↓↓↓

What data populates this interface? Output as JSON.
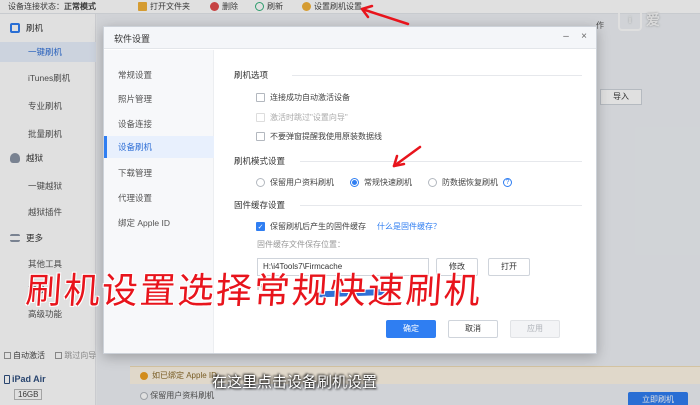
{
  "app": {
    "status_text": "设备连接状态：",
    "status_value": "正常模式",
    "toolbar": [
      {
        "label": "打开文件夹",
        "color": "#f3b23a"
      },
      {
        "label": "删除",
        "color": "#e24b4b"
      },
      {
        "label": "刷新",
        "color": "#36b37e"
      },
      {
        "label": "设置刷机设置",
        "color": "#f3b23a"
      }
    ],
    "right_label": "作",
    "import_label": "导入"
  },
  "sidebar": {
    "items": [
      {
        "label": "刷机",
        "type": "head",
        "icon_color": "#2f7ef2"
      },
      {
        "label": "一键刷机",
        "type": "sub",
        "active": true
      },
      {
        "label": "iTunes刷机",
        "type": "sub"
      },
      {
        "label": "专业刷机",
        "type": "sub"
      },
      {
        "label": "批量刷机",
        "type": "sub"
      },
      {
        "label": "越狱",
        "type": "head",
        "icon_color": "#8a94a6"
      },
      {
        "label": "一键越狱",
        "type": "sub"
      },
      {
        "label": "越狱插件",
        "type": "sub"
      },
      {
        "label": "更多",
        "type": "head",
        "icon_color": "#8a94a6"
      },
      {
        "label": "其他工具",
        "type": "sub"
      },
      {
        "label": "下载",
        "type": "sub"
      },
      {
        "label": "高级功能",
        "type": "sub"
      }
    ],
    "auto_activate": "自动激活",
    "skip_guide": "跳过向导",
    "device_name": "iPad Air",
    "device_storage": "16GB"
  },
  "banner": {
    "text": "如已绑定 Apple ID"
  },
  "background_primary_button": "立即刷机",
  "background_radio_text": "保留用户资料刷机",
  "dialog": {
    "title": "软件设置",
    "nav": [
      {
        "label": "常规设置"
      },
      {
        "label": "照片管理"
      },
      {
        "label": "设备连接"
      },
      {
        "label": "设备刷机",
        "active": true
      },
      {
        "label": "下载管理"
      },
      {
        "label": "代理设置"
      },
      {
        "label": "绑定 Apple ID"
      }
    ],
    "section_flash_options": "刷机选项",
    "opt_auto_activate": "连接成功自动激活设备",
    "opt_skip_guide": "激活时跳过\"设置向导\"",
    "opt_no_remind": "不要弹窗提醒我使用原装数据线",
    "section_flash_mode": "刷机模式设置",
    "mode_keep_data": "保留用户资料刷机",
    "mode_fast": "常规快速刷机",
    "mode_anti_recover": "防数据恢复刷机",
    "section_firmware_cache": "固件缓存设置",
    "opt_keep_firmware": "保留刷机后产生的固件缓存",
    "what_is_cache": "什么是固件缓存？",
    "cache_path_label": "固件缓存文件保存位置：",
    "cache_path_value": "H:\\i4Tools7\\Firmcache",
    "btn_modify": "修改",
    "btn_open": "打开",
    "cache_info_partial": "Ha",
    "btn_ok": "确定",
    "btn_cancel": "取消",
    "btn_apply": "应用"
  },
  "overlay": {
    "big_caption": "刷机设置选择常规快速刷机",
    "sub_caption": "在这里点击设备刷机设置",
    "watermark": "爱"
  }
}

↑↑↑

- GOAL:
Omit every picture while copying the listing above exactly.

- SOLUTION BELOW:
What data populates this interface? Output as JSON.
{
  "app": {
    "status_text": "设备连接状态：",
    "status_value": "正常模式",
    "toolbar": [
      {
        "label": "打开文件夹",
        "color": "#f3b23a"
      },
      {
        "label": "删除",
        "color": "#e24b4b"
      },
      {
        "label": "刷新",
        "color": "#36b37e"
      },
      {
        "label": "设置刷机设置",
        "color": "#f3b23a"
      }
    ],
    "right_label": "作",
    "import_label": "导入"
  },
  "sidebar": {
    "items": [
      {
        "label": "刷机",
        "type": "head",
        "icon_color": "#2f7ef2"
      },
      {
        "label": "一键刷机",
        "type": "sub",
        "active": true
      },
      {
        "label": "iTunes刷机",
        "type": "sub"
      },
      {
        "label": "专业刷机",
        "type": "sub"
      },
      {
        "label": "批量刷机",
        "type": "sub"
      },
      {
        "label": "越狱",
        "type": "head",
        "icon_color": "#8a94a6"
      },
      {
        "label": "一键越狱",
        "type": "sub"
      },
      {
        "label": "越狱插件",
        "type": "sub"
      },
      {
        "label": "更多",
        "type": "head",
        "icon_color": "#8a94a6"
      },
      {
        "label": "其他工具",
        "type": "sub"
      },
      {
        "label": "下载",
        "type": "sub"
      },
      {
        "label": "高级功能",
        "type": "sub"
      }
    ],
    "auto_activate": "自动激活",
    "skip_guide": "跳过向导",
    "device_name": "iPad Air",
    "device_storage": "16GB"
  },
  "banner": {
    "text": "如已绑定 Apple ID"
  },
  "background_primary_button": "立即刷机",
  "background_radio_text": "保留用户资料刷机",
  "dialog": {
    "title": "软件设置",
    "nav": [
      {
        "label": "常规设置"
      },
      {
        "label": "照片管理"
      },
      {
        "label": "设备连接"
      },
      {
        "label": "设备刷机",
        "active": true
      },
      {
        "label": "下载管理"
      },
      {
        "label": "代理设置"
      },
      {
        "label": "绑定 Apple ID"
      }
    ],
    "section_flash_options": "刷机选项",
    "opt_auto_activate": "连接成功自动激活设备",
    "opt_skip_guide": "激活时跳过\"设置向导\"",
    "opt_no_remind": "不要弹窗提醒我使用原装数据线",
    "section_flash_mode": "刷机模式设置",
    "mode_keep_data": "保留用户资料刷机",
    "mode_fast": "常规快速刷机",
    "mode_anti_recover": "防数据恢复刷机",
    "section_firmware_cache": "固件缓存设置",
    "opt_keep_firmware": "保留刷机后产生的固件缓存",
    "what_is_cache": "什么是固件缓存？",
    "cache_path_label": "固件缓存文件保存位置：",
    "cache_path_value": "H:\\i4Tools7\\Firmcache",
    "btn_modify": "修改",
    "btn_open": "打开",
    "cache_info_partial": "Ha",
    "btn_ok": "确定",
    "btn_cancel": "取消",
    "btn_apply": "应用"
  },
  "overlay": {
    "big_caption": "刷机设置选择常规快速刷机",
    "sub_caption": "在这里点击设备刷机设置",
    "watermark": "爱"
  }
}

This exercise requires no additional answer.